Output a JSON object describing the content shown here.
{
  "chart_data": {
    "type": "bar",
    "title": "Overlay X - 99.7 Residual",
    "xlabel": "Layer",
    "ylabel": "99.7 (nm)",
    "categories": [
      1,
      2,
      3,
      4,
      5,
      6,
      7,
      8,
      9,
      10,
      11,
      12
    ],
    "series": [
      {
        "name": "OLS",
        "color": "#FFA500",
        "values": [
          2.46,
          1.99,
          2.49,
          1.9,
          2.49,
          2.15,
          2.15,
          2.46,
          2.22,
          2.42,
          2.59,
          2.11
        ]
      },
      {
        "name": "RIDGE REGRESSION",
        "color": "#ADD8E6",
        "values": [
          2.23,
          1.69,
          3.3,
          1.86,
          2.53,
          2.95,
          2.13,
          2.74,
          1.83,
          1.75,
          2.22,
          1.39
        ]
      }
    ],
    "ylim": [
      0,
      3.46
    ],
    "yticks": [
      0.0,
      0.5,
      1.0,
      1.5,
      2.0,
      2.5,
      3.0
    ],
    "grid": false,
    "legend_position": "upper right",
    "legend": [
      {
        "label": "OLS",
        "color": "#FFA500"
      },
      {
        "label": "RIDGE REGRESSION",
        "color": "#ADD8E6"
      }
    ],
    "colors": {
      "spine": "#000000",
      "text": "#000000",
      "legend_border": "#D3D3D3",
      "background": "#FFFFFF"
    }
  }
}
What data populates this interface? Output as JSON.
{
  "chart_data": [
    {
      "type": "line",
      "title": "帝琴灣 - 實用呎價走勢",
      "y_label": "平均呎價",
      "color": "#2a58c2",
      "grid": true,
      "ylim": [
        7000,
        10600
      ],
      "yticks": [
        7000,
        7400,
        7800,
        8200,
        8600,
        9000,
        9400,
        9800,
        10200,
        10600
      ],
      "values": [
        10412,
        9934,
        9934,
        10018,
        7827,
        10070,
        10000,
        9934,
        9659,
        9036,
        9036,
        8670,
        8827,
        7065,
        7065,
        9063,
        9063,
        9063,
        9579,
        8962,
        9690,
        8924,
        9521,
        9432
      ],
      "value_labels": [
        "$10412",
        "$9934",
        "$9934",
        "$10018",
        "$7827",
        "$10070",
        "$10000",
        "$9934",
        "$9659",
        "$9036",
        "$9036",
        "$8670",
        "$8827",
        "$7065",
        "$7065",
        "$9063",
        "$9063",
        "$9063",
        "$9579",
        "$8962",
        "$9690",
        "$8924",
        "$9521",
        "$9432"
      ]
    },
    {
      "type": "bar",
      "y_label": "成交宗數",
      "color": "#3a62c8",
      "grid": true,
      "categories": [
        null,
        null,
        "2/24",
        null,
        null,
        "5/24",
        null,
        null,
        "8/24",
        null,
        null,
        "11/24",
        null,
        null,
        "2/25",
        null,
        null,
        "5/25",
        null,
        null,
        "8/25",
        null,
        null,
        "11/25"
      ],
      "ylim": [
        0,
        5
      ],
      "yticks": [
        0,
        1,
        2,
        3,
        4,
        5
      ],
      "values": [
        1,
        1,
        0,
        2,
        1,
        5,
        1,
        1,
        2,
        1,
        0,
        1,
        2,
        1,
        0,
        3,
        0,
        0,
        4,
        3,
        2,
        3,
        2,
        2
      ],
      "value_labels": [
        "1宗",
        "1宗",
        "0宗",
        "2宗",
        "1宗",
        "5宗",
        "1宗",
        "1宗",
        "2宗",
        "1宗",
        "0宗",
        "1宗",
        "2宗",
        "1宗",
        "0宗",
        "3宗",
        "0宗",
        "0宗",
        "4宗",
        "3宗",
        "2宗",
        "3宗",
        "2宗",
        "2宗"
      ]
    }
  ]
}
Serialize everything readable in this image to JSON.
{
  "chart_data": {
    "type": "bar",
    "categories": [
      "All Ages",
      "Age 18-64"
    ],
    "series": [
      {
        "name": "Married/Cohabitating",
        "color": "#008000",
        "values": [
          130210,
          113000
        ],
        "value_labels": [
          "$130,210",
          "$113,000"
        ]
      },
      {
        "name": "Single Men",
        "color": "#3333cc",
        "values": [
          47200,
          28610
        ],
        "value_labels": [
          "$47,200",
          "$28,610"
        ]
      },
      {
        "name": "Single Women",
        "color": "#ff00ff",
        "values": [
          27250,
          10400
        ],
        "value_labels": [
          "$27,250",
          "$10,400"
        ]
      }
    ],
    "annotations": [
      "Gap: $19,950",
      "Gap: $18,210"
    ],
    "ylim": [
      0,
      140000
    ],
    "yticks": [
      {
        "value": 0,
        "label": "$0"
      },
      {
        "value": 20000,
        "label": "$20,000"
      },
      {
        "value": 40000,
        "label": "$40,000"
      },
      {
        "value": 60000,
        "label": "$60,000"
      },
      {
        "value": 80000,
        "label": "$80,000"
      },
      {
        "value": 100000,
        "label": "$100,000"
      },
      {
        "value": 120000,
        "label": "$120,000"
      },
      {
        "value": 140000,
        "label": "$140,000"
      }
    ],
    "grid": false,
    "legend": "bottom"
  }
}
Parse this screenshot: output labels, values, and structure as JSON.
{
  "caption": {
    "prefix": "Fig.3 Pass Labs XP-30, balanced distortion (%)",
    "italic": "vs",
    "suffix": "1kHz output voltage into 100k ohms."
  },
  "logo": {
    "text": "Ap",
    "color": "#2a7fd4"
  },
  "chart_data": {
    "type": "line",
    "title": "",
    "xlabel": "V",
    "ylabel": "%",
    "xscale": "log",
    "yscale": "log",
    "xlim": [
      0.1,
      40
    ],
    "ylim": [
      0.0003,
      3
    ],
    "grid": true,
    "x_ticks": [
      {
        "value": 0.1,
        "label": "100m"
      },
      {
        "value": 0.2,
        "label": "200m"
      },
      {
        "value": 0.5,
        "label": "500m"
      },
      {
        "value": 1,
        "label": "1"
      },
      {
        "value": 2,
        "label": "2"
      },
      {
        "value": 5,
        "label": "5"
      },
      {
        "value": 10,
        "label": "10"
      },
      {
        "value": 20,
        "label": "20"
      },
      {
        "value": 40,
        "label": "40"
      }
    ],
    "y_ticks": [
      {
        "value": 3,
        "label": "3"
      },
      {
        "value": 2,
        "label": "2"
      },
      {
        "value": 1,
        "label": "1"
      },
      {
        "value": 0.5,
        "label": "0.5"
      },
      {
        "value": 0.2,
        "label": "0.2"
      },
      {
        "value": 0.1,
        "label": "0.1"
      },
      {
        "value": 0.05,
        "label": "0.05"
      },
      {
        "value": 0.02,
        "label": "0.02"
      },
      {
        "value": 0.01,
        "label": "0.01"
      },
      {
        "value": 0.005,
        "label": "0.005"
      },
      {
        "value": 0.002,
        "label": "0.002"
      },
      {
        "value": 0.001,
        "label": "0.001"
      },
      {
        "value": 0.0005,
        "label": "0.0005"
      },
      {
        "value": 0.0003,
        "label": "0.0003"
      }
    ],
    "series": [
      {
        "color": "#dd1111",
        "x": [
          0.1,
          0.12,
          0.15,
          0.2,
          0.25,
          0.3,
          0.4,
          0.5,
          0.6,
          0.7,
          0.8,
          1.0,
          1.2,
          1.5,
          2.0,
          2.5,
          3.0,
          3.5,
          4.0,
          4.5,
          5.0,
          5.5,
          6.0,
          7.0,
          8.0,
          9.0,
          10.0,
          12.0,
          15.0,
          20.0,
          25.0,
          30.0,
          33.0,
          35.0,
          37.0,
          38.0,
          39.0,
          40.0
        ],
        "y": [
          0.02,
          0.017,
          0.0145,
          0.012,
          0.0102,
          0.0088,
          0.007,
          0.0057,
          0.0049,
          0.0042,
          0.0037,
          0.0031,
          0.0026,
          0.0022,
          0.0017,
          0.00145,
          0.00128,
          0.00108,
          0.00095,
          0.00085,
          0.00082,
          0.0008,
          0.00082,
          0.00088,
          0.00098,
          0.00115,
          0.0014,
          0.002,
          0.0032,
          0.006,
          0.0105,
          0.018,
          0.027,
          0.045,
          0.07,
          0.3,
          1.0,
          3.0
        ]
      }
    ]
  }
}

· · · · ·

Requirements: Make a copy of each line that contains the string "title".

Written answer:
    "title": "Overlay X - 99.7 Residual",
      "title": "帝琴灣 - 實用呎價走勢",
    "title": "",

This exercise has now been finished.